GIVEN REQUEST |
Copy every line of the listing that holds the string "Letture".

***** PROVIDED RECORDS *****

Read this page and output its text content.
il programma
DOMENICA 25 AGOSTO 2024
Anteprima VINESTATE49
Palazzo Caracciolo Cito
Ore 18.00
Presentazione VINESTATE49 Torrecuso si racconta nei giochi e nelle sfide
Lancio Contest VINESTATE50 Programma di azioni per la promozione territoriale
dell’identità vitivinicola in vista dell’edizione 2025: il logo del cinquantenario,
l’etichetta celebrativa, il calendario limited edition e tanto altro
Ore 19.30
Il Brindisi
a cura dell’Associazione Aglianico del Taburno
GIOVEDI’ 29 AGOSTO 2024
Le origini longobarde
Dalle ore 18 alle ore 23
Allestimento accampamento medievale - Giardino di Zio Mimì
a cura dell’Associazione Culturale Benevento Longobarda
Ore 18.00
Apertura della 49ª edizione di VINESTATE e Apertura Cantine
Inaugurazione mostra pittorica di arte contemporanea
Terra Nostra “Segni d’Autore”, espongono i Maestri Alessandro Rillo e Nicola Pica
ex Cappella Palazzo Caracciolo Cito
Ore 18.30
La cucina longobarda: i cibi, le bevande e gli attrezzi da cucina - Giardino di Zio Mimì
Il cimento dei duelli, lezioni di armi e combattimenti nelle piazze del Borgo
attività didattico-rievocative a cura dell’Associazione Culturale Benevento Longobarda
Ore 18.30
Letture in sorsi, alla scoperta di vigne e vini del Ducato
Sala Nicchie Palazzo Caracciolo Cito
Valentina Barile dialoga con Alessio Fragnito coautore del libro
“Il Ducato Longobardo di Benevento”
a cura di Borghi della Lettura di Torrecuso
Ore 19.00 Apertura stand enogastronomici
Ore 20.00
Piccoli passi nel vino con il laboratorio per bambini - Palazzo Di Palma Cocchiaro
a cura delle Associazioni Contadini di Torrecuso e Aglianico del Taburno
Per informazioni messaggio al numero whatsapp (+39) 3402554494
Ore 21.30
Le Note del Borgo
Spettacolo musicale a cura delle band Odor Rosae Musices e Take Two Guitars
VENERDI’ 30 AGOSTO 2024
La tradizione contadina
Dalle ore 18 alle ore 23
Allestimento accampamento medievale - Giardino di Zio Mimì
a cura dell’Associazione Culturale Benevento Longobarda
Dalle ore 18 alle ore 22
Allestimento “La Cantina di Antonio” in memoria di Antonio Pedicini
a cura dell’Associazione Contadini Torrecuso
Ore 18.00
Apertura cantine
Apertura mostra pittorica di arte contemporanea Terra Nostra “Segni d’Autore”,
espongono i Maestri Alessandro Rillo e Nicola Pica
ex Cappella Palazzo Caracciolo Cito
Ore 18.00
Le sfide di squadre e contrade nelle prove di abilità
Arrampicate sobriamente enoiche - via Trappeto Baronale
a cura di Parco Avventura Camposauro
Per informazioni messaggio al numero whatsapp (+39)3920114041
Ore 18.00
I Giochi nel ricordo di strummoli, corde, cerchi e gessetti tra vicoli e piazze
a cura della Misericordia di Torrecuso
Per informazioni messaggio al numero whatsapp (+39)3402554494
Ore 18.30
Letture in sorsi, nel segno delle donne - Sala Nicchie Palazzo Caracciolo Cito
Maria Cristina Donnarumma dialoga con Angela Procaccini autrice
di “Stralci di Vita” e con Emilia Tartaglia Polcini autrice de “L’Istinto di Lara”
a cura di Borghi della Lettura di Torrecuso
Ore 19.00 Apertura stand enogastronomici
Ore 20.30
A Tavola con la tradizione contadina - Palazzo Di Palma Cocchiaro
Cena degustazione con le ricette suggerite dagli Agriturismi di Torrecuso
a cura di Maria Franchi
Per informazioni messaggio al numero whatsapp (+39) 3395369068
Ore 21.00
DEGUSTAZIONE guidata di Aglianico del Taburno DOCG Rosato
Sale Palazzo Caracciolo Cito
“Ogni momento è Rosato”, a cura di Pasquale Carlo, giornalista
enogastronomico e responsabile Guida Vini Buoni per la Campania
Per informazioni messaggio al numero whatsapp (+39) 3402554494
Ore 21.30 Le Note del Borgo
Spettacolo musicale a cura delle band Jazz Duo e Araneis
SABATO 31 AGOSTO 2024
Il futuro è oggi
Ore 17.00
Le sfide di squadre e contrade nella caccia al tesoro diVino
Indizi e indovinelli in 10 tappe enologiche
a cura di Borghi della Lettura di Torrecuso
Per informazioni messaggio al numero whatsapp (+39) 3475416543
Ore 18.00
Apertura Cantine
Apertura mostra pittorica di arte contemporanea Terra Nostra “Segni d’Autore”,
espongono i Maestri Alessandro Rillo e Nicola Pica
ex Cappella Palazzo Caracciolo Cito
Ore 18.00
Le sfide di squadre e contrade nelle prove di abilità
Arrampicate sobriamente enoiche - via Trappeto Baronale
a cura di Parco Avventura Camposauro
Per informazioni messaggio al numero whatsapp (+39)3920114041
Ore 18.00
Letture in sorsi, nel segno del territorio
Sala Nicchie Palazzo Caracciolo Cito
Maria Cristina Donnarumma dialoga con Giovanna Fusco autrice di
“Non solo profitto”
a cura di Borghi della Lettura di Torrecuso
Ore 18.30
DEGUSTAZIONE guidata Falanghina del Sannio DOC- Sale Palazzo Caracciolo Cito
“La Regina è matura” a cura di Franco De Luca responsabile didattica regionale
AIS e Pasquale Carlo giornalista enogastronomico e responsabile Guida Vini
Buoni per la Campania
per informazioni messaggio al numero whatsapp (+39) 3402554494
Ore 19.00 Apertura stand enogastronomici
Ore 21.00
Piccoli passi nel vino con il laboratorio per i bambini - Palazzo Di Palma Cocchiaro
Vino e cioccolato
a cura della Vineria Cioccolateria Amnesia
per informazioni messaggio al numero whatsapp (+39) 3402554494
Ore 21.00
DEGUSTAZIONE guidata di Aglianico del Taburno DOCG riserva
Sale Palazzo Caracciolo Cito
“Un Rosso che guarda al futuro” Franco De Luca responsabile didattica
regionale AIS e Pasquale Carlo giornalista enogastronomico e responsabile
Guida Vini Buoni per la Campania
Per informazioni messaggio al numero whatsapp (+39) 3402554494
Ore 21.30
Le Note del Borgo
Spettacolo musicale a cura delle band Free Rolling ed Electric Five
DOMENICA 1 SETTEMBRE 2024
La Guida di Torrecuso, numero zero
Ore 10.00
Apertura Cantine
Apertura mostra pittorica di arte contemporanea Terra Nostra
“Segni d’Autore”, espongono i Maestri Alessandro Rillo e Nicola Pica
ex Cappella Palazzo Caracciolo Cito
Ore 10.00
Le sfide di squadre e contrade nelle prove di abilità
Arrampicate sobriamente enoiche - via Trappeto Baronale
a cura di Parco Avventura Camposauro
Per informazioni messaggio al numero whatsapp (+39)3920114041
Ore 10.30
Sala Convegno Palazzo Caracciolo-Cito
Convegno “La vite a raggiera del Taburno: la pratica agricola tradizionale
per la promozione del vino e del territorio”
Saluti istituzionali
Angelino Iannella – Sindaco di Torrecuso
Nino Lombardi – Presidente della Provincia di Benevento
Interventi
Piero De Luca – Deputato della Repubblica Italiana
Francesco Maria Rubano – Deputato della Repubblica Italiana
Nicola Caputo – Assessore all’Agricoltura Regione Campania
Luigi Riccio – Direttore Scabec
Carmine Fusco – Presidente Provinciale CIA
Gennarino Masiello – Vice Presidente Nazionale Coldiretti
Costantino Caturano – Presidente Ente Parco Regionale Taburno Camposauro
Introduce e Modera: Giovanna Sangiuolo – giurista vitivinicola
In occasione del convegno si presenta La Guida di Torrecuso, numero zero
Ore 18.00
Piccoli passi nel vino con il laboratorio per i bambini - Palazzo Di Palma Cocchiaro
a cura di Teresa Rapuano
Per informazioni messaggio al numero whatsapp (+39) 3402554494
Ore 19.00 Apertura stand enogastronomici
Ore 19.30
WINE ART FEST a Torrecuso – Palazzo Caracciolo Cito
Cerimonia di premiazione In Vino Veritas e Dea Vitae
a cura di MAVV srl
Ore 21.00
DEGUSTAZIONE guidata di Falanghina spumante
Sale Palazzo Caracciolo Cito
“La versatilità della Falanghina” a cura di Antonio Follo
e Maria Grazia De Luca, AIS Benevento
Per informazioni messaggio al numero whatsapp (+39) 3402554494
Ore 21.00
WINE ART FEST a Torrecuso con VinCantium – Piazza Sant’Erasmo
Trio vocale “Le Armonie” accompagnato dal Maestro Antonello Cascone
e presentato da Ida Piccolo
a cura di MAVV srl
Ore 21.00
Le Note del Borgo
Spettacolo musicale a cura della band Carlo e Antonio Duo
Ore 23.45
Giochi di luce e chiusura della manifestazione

*****

CORRECT ANSWER |
Letture in sorsi, alla scoperta di vigne e vini del Ducato
Letture in sorsi, nel segno delle donne - Sala Nicchie Palazzo Caracciolo Cito
Letture in sorsi, nel segno del territorio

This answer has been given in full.